- [The problem]
Look over the lines below. Report each one that includes the string "draft".
--- start Listed records ---
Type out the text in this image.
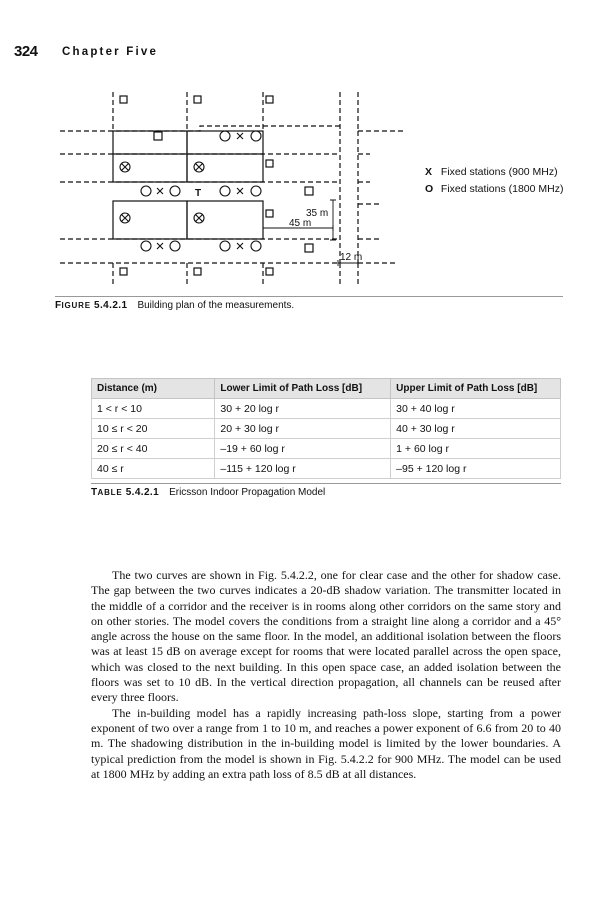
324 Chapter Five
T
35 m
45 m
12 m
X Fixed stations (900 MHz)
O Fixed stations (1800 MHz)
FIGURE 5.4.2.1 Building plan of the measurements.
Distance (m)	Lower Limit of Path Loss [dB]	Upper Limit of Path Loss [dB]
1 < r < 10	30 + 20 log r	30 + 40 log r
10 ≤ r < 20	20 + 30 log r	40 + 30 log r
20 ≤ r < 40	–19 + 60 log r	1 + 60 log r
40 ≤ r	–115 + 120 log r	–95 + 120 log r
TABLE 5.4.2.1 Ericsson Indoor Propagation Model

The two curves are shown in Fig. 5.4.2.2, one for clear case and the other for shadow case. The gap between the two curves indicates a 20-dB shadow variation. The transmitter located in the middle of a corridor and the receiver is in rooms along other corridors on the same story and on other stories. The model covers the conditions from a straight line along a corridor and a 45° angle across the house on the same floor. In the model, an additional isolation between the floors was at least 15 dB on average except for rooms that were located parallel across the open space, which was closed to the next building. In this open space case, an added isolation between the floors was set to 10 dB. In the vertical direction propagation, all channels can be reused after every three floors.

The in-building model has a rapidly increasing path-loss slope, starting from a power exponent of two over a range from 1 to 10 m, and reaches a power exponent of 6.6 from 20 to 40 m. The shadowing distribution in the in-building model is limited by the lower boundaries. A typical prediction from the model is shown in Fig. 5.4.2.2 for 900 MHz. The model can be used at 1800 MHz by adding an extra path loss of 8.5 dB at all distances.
--- end Listed records ---
--- start Listed records ---
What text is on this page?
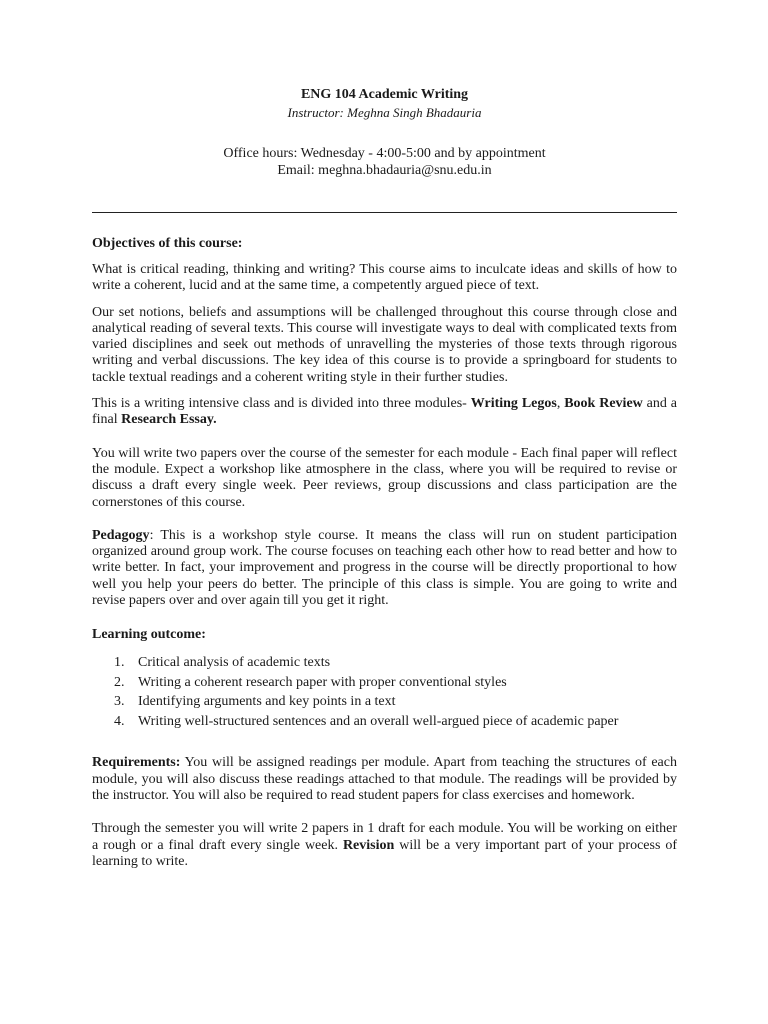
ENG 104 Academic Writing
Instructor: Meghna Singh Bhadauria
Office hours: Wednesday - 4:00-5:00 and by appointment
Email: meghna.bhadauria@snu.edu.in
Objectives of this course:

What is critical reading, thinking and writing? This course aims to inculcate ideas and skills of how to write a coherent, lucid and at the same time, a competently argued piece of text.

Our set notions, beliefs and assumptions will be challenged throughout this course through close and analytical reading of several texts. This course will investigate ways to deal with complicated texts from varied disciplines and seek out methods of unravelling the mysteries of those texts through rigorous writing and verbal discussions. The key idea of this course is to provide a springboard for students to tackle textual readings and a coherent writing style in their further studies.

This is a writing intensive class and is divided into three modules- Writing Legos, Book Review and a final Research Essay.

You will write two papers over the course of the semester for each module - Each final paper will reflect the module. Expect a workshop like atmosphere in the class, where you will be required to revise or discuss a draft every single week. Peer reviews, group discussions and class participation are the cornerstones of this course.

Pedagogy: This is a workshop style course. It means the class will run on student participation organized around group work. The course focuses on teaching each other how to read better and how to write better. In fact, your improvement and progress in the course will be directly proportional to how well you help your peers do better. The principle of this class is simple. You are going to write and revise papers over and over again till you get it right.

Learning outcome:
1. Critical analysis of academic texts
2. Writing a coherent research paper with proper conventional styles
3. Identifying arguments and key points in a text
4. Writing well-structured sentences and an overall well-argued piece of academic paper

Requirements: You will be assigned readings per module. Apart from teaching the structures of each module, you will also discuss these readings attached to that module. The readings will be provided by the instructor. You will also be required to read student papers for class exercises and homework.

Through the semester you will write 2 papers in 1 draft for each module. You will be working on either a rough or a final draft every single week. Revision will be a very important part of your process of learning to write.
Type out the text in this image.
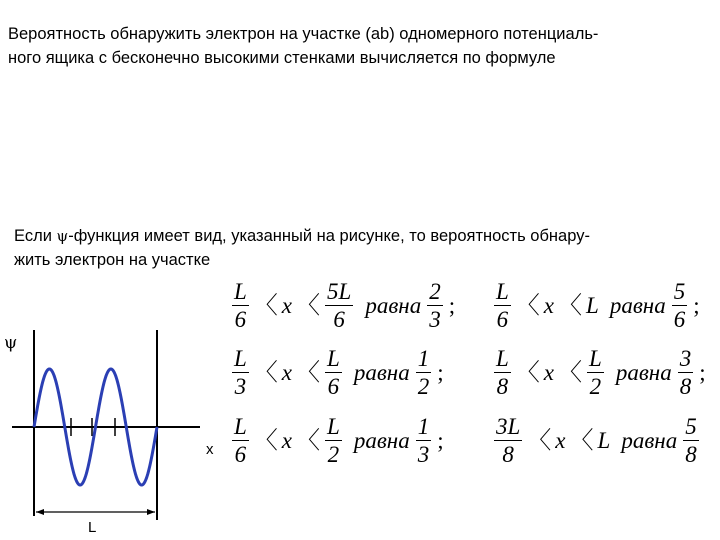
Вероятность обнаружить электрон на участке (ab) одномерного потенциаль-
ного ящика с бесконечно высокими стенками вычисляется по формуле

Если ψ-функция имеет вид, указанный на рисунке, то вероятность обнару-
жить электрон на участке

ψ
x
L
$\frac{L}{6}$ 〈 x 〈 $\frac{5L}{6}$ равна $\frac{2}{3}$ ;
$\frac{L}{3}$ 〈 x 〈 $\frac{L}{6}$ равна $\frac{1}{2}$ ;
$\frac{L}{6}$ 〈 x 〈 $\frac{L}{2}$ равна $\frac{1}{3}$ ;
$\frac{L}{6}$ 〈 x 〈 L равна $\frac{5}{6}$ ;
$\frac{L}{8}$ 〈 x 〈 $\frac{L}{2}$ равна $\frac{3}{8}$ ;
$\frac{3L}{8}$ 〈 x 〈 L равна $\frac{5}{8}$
--- end Listed records ---
--- start Listed records ---
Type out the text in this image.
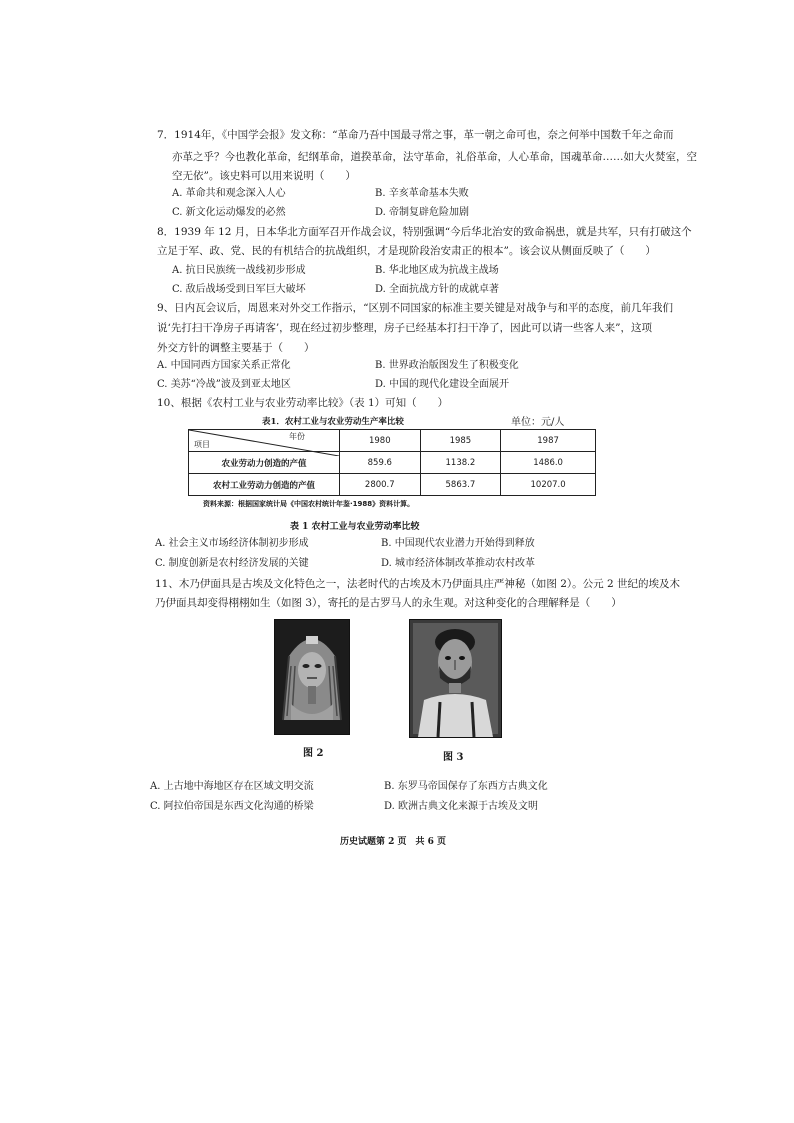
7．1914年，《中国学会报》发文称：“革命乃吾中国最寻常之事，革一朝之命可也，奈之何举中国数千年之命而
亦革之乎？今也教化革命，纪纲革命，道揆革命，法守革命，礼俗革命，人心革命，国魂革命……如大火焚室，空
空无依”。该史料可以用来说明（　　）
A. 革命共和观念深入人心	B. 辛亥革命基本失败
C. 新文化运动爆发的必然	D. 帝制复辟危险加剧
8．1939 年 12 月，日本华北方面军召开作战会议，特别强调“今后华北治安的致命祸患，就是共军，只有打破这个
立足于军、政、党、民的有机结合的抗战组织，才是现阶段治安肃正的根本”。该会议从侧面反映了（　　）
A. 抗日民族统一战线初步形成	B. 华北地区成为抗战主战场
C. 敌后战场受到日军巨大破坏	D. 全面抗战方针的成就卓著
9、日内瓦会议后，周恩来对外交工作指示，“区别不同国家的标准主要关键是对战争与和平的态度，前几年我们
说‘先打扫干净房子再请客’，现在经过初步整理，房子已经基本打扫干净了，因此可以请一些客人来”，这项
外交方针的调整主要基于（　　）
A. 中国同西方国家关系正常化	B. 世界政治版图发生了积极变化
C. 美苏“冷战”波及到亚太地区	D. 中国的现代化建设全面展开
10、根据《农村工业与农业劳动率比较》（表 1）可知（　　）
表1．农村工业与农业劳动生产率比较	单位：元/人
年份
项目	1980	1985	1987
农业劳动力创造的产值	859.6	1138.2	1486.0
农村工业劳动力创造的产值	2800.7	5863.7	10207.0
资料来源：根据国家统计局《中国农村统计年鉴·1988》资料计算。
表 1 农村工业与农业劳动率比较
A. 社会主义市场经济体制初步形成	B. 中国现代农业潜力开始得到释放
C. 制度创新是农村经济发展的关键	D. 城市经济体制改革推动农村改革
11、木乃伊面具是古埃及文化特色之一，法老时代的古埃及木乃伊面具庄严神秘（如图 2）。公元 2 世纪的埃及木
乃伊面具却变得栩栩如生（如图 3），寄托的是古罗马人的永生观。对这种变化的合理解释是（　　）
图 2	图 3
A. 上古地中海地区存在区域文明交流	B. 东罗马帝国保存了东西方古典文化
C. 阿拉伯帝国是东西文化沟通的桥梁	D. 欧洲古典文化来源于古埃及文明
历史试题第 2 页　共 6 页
--- end Listed records ---
- [Reply to the task]
You will write two papers over the course of the semester for each module - Each final paper will reflect the module. Expect a workshop like atmosphere in the class, where you will be required to revise or discuss a draft every single week. Peer reviews, group discussions and class participation are the cornerstones of this course.
Through the semester you will write 2 papers in 1 draft for each module. You will be working on either a rough or a final draft every single week. Revision will be a very important part of your process of learning to write.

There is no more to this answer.